*Directions:* Resume the Manantheri article below, starting right after its last sentence.

*Excerpt provided:*
•••
- Manantheri Location in Kerala, India
- Coordinates: 11°50′34″N 75°36′54″E﻿ / ﻿11.8428°N 75.6150°E
- Country: India
- State: Kerala
- District: Kannur

Area
- • Total: 17.06 km^{2} (6.59 sq mi)

Population (2011)
- • Total: 14,667
- • Density: 859.7/km^{2} (2,227/sq mi)

Languages
- • Official: Malayalam, English
- Time zone: UTC+5:30 (IST)
- PIN: 670643
- ISO 3166 code: IN-KL

= Manantheri =

 Manantheri is a census town near Kuthuparamba in Kannur district in the Indian state of Kerala.

==Demographics==
As of 2011 Census, Manatheri had a population of 14,667 which constitute 47.3% males and 52.7% females. Manantheri census town has an area of 17.06 sqkm with 3,219 families residing in it. Average sex ratio was 1115 higher than the state average of 1084. Manantheri had an average literacy rate of 93.4%, lower than the state average of 94%; male literacy was 96%, and female literacy was 91%. In Manantheri, 10.77% of the population was under 6 years of age.

==History==
Mananthery temples was the regency of mooshikarajas. These temple's first renovation was in 750 A.D
Mushika Kingdom (also called Ezhimalai Kingdom, Puzhinadu, or Mushaka Rajya) was an ancient kingdom of the Tamil Sangam age in present-day northern Kerala, India, ruled by the Royal dynasty of the same name. They ruled the strip of land between Mangalore in the north and Vatakara in the south. It was one of the three kingdom of Sangam Age Kerala, along with the Chera kingdom and the Ay kingdom. Ezhimalai Mannan was the most powerful ruler of Ezhimalai, he expanded the kingdom to Wynad, Gudallore and to parts of Coimbatore. With the death of Mannan in a battle against the Cheras, the kingdom dissolved in the Chera kingdom. The heritage temples of Mananthery Mahadeva temple, Subrahmanya temple, parthasaradhi temple, Vanasasta temple and ozhakkilerykotta mahavishnu temples can be seen in their original form on Koothuparamba waynad road right turn from Manantheri Sathram Vannathimoola road 1 km.
•••
*Entries shown:*

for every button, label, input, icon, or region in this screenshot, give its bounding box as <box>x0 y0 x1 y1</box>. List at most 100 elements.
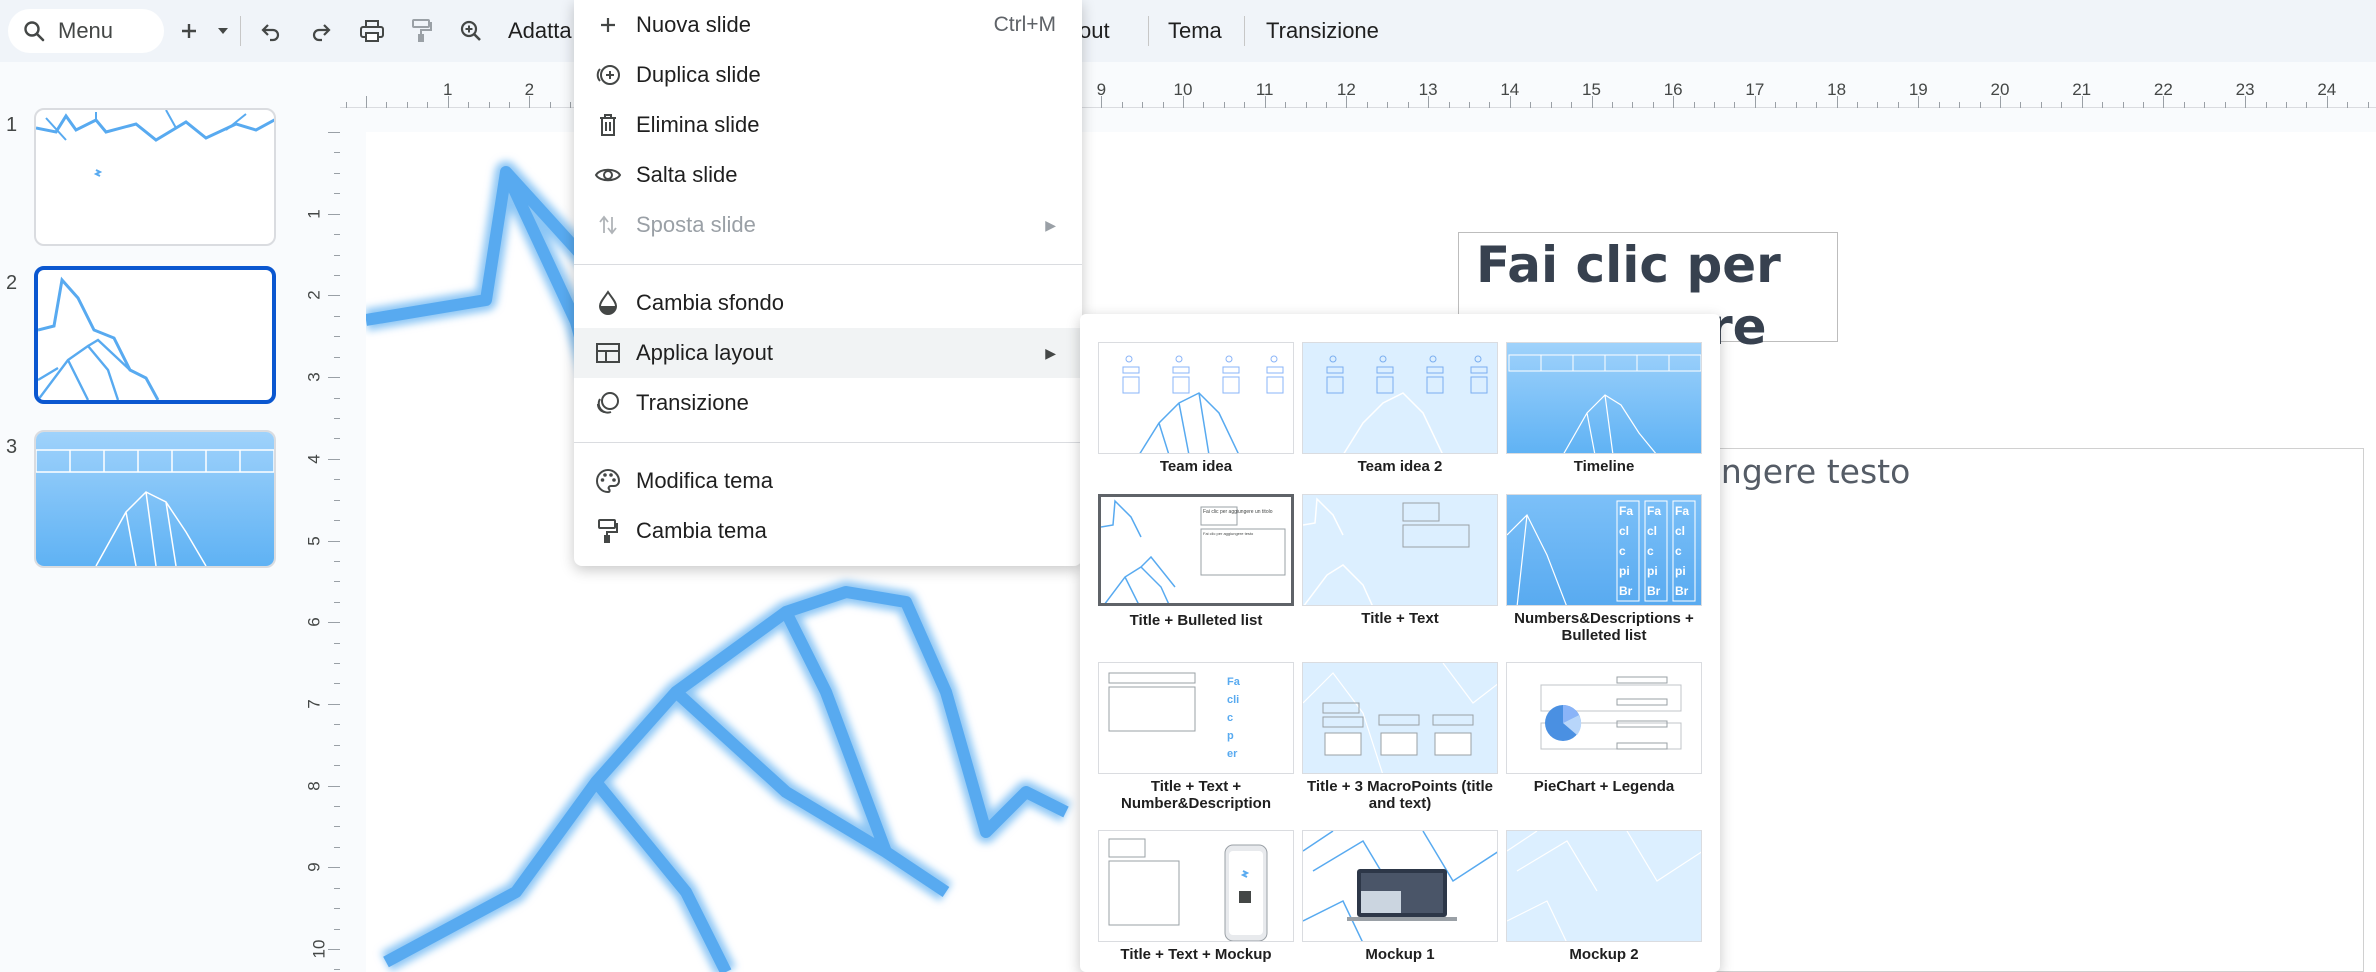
duplicate-icon <box>594 61 622 89</box>
svg-text:c: c <box>1647 544 1654 558</box>
caret-down-icon <box>218 28 228 34</box>
ruler-tick <box>334 274 340 276</box>
ruler-tick <box>334 601 340 603</box>
ruler-tick <box>328 949 340 950</box>
eye-icon <box>594 161 622 189</box>
ruler-tick <box>1387 102 1389 108</box>
ruler-tick <box>2224 102 2226 108</box>
ruler-tick <box>2285 102 2287 108</box>
ruler-tick <box>2265 102 2267 108</box>
ruler-tick <box>1816 102 1818 108</box>
ruler-tick <box>2040 102 2042 108</box>
menu-item-move-slide[interactable]: Sposta slide ▶ <box>574 200 1082 250</box>
ruler-tick <box>328 622 340 624</box>
layout-preview: Fa cli c p er <box>1098 662 1294 774</box>
ruler-tick <box>334 336 340 338</box>
menu-item-edit-theme[interactable]: Modifica tema <box>574 456 1082 506</box>
ruler-number: 2 <box>304 290 324 301</box>
ruler-tick <box>334 193 340 195</box>
plus-icon <box>594 11 622 39</box>
ruler-number: 4 <box>304 454 324 464</box>
svg-text:c: c <box>1619 544 1626 558</box>
slide-thumbnail-2[interactable] <box>34 266 276 404</box>
print-button[interactable] <box>356 14 388 48</box>
menu-item-shortcut: Ctrl+M <box>993 13 1056 36</box>
menu-item-change-background[interactable]: Cambia sfondo <box>574 278 1082 328</box>
vertical-ruler[interactable]: 1 2 3 4 5 6 7 8 9 10 <box>300 110 340 972</box>
menu-item-duplicate-slide[interactable]: Duplica slide <box>574 50 1082 100</box>
ruler-tick <box>2347 102 2349 108</box>
menu-item-delete-slide[interactable]: Elimina slide <box>574 100 1082 150</box>
ruler-tick <box>328 377 340 379</box>
ruler-tick <box>1611 102 1613 108</box>
ruler-number: 3 <box>304 372 324 382</box>
ruler-number: 10 <box>1173 80 1193 99</box>
ruler-tick <box>334 683 340 685</box>
zoom-button[interactable] <box>456 14 486 48</box>
svg-text:c: c <box>1675 544 1682 558</box>
menu-item-apply-layout[interactable]: Applica layout ▶ <box>574 328 1082 378</box>
layout-preview <box>1098 342 1294 454</box>
ruler-number: 9 <box>304 862 324 873</box>
ruler-tick <box>334 765 340 767</box>
redo-icon <box>312 24 331 42</box>
ruler-tick <box>328 867 340 869</box>
ruler-tick <box>468 102 470 108</box>
plus-icon <box>182 24 196 38</box>
ruler-tick <box>1366 102 1368 108</box>
zoom-fit-label[interactable]: Adatta <box>508 18 572 44</box>
layout-preview: Fa Fa Fa cl cl cl c c c pi pi pi Br Br Br <box>1506 494 1702 606</box>
menu-item-label: Cambia sfondo <box>636 290 784 315</box>
tab-transition[interactable]: Transizione <box>1266 18 1379 44</box>
body-placeholder-text: ungere testo <box>1700 452 1911 491</box>
ruler-tick <box>2183 102 2185 108</box>
ruler-tick <box>334 438 340 440</box>
ruler-tick <box>334 397 340 399</box>
menu-item-new-slide[interactable]: Nuova slide Ctrl+M <box>574 0 1082 50</box>
new-slide-button[interactable] <box>176 14 202 48</box>
layout-preview <box>1098 830 1294 942</box>
svg-text:pi: pi <box>1619 564 1630 578</box>
layout-name-line-1: Title + 3 MacroPoints (title <box>1306 778 1493 795</box>
svg-text:cli: cli <box>1227 694 1239 706</box>
ruler-tick <box>2142 102 2144 108</box>
ruler-tick <box>334 417 340 419</box>
move-icon <box>594 211 622 239</box>
undo-button[interactable] <box>256 14 286 48</box>
menu-item-change-theme[interactable]: Cambia tema <box>574 506 1082 556</box>
menu-item-transition[interactable]: Transizione <box>574 378 1082 428</box>
ruler-number: 12 <box>1336 80 1356 99</box>
paint-format-button[interactable] <box>406 14 436 48</box>
preview-title-text: Fai clic per aggiungere un titolo <box>1203 509 1273 515</box>
toolbar-divider <box>240 16 241 46</box>
ruler-number: 19 <box>1908 80 1928 99</box>
redo-button[interactable] <box>306 14 336 48</box>
layout-name-line-1: Numbers&Descriptions + <box>1514 610 1694 627</box>
tab-theme[interactable]: Tema <box>1168 18 1222 44</box>
ruler-tick <box>1407 102 1409 108</box>
menu-item-skip-slide[interactable]: Salta slide <box>574 150 1082 200</box>
layout-name-line-2: and text) <box>1368 795 1432 812</box>
ruler-tick <box>334 887 340 889</box>
layout-preview <box>1302 342 1498 454</box>
ruler-tick <box>334 908 340 910</box>
slide-thumbnail-3[interactable] <box>34 430 276 568</box>
ruler-tick <box>334 172 340 174</box>
ruler-tick <box>1530 102 1532 108</box>
ruler-tick <box>328 703 340 705</box>
ruler-tick <box>549 102 551 108</box>
ruler-tick <box>334 254 340 256</box>
ruler-tick <box>1203 102 1205 108</box>
ruler-tick <box>1223 102 1225 108</box>
layout-preview <box>1506 830 1702 942</box>
menu-search-button[interactable]: Menu <box>8 9 164 53</box>
slide-thumbnail-1[interactable] <box>34 108 276 246</box>
layout-name: Title + Text + Mockup <box>1120 946 1272 963</box>
new-slide-dropdown[interactable] <box>212 14 234 48</box>
svg-text:Fa: Fa <box>1227 676 1241 688</box>
menu-divider <box>574 442 1082 443</box>
ruler-tick <box>334 560 340 562</box>
layout-preview <box>1506 342 1702 454</box>
layouts-submenu: Team idea Team idea 2 Timeline Fai clic … <box>1080 314 1720 972</box>
background-icon <box>594 289 622 317</box>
•••
*Result for this exercise:*
Mananthery Maha kshetra samuchaya have 5000 years of tradition. This is the Meditation place of Maha mathanga Maharshi. He used sivalinga related to kottiyoor dakshayaga story is the main temple called Mananthery Mahadeva Temple. Later on, Pazhasssiraja used this temple as his camp house in the battles with Tippusulthan and the British. The British army destroyed the compound wall and major parts of this temple. Pazhassirajas army commander Kaithery Madathil Ambu and his sister Makkam resided on the left side of the temple. The renovation of this temple started in 1996. As a part of a historic investigation related to the temple, the story of Pazhassiraja got from the folksong Thottam pattu. We requested Mathrubumi chief editor to convey the message of Pazhassirajas unknown First war against British in the history. You can see the original battlefield of Pazhassi, the destroyed Regency of Kaithery Ambu Nair and the Ancient temples of Mahadeva, Sreekrishna, Sreeporkkali, Mahavishnu, Deva senapathi Subrahmanyaswami. Valiyavelicham Industrial Estate is situated near the place up on the hill.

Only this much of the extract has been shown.